* What the task asks *
Select lines where the word "dass" appears.

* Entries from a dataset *
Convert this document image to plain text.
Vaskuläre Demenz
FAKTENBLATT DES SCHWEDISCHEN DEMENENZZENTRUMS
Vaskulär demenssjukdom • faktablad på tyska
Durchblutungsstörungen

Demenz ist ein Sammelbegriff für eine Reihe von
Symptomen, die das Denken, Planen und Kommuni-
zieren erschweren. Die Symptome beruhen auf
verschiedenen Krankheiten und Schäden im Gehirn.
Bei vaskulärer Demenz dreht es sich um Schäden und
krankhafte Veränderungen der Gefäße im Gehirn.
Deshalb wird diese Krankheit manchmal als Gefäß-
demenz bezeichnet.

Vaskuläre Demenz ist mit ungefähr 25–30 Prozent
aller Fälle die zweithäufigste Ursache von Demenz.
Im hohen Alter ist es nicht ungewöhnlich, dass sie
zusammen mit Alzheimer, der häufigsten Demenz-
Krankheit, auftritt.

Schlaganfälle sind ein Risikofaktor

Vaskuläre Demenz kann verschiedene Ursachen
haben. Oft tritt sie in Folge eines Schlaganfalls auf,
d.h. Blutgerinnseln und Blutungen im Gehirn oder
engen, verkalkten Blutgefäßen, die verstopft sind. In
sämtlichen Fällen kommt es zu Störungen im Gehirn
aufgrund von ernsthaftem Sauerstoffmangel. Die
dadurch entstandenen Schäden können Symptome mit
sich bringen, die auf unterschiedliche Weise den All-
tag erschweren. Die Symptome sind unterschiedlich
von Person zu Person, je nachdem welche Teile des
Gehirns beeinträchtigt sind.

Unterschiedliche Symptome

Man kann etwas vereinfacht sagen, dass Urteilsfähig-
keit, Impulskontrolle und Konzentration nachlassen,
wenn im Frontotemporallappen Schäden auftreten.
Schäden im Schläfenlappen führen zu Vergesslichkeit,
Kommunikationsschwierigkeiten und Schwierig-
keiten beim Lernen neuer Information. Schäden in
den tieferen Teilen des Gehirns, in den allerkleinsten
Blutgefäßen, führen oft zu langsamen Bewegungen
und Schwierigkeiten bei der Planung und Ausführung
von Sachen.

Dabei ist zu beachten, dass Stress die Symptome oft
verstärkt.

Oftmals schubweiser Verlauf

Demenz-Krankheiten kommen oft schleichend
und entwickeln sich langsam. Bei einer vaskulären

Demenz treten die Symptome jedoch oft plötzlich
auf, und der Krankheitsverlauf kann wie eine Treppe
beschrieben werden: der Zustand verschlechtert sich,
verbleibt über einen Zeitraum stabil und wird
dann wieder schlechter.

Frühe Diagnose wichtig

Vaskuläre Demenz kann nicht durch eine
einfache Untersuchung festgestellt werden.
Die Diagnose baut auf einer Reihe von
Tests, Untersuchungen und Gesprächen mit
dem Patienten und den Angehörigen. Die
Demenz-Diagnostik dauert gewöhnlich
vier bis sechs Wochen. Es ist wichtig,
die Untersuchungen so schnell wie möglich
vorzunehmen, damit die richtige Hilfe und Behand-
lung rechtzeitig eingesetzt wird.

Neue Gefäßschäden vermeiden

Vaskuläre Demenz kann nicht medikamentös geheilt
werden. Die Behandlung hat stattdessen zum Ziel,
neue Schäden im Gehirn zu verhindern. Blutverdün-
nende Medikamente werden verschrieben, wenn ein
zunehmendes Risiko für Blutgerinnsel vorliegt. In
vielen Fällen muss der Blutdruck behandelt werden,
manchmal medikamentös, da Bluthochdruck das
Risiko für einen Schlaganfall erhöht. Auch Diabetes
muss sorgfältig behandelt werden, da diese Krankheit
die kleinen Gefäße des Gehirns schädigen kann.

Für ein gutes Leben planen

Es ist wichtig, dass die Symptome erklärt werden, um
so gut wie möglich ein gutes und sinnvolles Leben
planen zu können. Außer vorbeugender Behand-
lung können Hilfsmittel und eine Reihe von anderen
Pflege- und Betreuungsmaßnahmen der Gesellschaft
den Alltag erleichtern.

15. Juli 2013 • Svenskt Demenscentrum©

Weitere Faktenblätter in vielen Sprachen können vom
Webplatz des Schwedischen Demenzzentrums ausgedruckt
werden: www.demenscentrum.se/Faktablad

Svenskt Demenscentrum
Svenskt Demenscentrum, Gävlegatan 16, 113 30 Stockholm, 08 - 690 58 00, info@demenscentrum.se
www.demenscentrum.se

* Output for this task *
Im hohen Alter ist es nicht ungewöhnlich, dass sie
Man kann etwas vereinfacht sagen, dass Urteilsfähig-
Dabei ist zu beachten, dass Stress die Symptome oft
Es ist wichtig, dass die Symptome erklärt werden, um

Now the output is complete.